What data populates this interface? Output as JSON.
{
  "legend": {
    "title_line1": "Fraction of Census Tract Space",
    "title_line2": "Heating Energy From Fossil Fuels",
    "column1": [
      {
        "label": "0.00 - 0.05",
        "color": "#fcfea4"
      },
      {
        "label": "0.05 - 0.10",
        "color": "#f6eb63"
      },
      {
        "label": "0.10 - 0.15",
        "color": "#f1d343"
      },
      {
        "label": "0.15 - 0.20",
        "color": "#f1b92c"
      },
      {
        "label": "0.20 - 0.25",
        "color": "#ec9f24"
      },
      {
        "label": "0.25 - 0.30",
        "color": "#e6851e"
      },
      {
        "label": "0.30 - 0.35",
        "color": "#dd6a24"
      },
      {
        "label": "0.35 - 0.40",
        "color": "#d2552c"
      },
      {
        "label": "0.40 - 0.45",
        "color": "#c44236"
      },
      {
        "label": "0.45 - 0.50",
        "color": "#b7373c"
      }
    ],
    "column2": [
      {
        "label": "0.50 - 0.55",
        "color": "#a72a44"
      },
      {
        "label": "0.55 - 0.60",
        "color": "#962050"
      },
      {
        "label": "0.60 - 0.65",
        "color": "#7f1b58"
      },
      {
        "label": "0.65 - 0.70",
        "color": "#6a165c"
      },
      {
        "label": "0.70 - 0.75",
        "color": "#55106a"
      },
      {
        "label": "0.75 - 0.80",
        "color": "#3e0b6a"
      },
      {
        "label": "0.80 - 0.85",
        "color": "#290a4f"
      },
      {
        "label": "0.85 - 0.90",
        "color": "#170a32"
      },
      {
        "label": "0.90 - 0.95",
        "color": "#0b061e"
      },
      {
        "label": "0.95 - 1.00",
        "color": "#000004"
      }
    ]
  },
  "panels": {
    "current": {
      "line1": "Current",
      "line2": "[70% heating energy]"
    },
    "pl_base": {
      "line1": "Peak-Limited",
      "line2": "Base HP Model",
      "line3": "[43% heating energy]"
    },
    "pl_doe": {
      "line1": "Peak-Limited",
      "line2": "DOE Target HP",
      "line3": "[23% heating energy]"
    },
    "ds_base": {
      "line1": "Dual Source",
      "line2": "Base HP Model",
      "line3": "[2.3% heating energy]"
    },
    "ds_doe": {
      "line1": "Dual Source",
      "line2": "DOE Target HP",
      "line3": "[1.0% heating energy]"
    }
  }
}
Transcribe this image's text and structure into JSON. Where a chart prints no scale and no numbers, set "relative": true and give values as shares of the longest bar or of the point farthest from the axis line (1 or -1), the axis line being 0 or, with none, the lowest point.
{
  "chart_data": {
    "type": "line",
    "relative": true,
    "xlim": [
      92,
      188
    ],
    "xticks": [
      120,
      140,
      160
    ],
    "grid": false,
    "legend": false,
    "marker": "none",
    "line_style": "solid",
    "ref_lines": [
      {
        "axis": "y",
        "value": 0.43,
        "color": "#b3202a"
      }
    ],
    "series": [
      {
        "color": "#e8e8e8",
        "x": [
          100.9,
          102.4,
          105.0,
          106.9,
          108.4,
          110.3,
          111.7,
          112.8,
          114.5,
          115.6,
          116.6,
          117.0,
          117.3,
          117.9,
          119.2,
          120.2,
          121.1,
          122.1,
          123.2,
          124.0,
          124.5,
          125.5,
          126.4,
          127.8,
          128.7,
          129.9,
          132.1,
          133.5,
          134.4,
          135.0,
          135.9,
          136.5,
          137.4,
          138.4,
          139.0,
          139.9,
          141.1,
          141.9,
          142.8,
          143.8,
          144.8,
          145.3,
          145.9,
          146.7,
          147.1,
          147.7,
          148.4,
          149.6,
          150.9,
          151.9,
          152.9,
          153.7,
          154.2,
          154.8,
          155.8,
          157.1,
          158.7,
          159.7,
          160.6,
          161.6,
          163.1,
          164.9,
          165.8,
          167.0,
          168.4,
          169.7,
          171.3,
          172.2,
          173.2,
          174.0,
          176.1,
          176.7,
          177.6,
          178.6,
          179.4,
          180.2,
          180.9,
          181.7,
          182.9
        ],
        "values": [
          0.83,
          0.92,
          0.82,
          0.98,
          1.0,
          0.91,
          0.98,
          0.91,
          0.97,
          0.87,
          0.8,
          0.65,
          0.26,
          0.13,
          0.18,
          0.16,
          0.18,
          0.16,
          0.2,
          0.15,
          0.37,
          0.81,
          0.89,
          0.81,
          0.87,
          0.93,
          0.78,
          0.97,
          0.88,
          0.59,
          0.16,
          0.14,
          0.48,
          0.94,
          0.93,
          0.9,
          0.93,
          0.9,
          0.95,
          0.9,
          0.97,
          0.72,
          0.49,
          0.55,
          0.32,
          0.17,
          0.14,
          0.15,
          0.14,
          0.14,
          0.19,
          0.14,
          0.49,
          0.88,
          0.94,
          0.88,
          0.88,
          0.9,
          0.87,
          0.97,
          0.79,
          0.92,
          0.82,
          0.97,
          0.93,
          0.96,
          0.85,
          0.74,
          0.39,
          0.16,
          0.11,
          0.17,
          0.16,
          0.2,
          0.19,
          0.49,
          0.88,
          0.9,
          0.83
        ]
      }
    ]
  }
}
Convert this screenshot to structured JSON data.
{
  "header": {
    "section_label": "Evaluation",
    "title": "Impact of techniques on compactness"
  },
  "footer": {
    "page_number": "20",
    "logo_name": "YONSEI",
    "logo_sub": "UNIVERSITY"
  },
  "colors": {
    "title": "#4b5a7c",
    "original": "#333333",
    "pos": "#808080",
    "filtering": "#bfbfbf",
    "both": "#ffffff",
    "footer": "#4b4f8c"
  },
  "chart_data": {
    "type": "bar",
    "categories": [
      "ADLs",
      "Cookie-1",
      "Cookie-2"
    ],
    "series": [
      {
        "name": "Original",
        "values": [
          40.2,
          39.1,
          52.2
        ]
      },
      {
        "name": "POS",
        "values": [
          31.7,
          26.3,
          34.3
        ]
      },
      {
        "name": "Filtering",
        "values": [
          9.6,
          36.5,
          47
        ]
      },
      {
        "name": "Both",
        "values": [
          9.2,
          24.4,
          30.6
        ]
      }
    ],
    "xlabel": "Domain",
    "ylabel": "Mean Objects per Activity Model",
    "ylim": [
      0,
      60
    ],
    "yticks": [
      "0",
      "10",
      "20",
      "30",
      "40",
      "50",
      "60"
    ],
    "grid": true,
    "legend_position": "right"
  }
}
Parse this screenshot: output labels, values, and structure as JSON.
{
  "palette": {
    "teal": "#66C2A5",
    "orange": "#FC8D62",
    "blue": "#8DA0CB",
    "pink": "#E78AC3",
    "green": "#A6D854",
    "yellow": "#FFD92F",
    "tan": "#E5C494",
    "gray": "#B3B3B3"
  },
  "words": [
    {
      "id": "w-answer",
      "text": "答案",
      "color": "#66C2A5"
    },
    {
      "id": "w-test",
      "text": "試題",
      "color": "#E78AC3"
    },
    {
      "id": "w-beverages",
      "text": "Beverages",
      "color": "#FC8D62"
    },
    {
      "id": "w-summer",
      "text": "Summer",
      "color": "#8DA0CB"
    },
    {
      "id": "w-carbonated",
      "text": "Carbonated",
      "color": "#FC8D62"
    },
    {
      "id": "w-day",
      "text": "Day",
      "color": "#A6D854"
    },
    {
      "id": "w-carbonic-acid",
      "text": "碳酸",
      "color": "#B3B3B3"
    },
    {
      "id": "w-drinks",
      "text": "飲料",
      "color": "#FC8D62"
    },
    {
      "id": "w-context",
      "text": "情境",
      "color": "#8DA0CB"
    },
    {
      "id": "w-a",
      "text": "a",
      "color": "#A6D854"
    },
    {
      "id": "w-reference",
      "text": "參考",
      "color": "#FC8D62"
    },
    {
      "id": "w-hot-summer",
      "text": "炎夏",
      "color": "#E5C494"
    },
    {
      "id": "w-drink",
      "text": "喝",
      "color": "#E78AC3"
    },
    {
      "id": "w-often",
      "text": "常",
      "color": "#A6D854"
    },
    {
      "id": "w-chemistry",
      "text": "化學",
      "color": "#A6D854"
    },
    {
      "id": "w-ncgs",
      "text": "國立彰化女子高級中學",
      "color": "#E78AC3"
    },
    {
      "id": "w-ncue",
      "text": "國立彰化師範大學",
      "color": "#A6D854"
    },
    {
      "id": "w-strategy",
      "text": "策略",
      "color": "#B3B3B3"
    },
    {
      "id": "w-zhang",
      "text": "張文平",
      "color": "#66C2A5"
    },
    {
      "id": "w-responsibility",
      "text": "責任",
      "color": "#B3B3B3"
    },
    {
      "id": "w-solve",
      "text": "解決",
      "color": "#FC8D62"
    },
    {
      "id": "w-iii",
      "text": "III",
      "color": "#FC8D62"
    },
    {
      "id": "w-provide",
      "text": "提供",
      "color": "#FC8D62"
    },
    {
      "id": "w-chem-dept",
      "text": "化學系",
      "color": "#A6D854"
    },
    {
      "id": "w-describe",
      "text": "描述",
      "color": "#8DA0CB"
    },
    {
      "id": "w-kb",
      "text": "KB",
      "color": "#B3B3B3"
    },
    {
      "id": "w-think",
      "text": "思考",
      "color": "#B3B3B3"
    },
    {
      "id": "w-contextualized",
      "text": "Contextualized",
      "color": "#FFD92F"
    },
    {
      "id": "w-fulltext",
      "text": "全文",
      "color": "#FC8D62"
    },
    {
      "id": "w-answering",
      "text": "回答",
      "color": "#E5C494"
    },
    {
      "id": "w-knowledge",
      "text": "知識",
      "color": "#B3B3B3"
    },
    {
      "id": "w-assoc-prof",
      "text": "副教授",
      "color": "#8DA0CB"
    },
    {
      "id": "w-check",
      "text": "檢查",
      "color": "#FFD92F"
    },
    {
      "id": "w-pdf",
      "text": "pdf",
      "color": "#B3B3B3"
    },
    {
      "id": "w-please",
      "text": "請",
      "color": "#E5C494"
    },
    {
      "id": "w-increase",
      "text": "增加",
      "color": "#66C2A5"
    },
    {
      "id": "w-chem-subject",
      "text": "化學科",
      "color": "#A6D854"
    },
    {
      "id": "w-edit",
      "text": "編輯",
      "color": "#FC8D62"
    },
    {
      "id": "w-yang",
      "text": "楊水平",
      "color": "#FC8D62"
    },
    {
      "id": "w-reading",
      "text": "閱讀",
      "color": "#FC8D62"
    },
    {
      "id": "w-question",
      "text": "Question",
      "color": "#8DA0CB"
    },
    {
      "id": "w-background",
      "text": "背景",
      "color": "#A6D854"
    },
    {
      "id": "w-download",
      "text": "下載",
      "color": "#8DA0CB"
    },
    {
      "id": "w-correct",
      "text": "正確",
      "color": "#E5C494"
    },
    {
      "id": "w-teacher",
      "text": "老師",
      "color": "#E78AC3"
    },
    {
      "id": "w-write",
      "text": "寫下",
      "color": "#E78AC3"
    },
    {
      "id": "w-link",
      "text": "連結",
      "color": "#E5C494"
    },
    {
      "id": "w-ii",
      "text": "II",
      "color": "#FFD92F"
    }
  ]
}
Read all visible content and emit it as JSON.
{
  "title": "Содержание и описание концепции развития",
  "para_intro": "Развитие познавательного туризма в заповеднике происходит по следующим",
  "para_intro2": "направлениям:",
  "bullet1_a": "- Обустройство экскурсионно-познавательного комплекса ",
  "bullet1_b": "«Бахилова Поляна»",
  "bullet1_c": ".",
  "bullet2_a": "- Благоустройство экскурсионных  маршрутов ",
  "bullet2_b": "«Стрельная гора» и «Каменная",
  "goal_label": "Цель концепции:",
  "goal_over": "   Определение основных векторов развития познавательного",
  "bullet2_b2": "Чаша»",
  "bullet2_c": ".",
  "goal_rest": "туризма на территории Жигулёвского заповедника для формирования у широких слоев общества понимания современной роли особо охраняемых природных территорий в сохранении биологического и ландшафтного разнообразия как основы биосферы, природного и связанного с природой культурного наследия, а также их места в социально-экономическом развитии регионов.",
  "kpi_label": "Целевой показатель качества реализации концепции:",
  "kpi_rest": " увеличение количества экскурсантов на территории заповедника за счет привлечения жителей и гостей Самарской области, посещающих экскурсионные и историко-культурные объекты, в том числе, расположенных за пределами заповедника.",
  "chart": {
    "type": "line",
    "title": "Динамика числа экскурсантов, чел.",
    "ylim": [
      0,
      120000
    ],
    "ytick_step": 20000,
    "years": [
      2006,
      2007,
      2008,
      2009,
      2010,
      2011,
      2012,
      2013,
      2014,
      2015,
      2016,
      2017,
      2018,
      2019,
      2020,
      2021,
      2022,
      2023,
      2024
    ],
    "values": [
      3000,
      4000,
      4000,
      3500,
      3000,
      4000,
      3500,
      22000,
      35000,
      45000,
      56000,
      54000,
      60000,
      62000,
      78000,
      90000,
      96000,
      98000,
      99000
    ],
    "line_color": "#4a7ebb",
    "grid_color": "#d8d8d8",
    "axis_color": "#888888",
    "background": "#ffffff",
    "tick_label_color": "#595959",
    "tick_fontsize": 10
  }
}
..............................
Within the listing above, copy each line that has the string "развития".

## SOLUTION FOR THIS EXERCISE
  "title": "Содержание и описание концепции развития",
  "goal_over": "   Определение основных векторов развития познавательного",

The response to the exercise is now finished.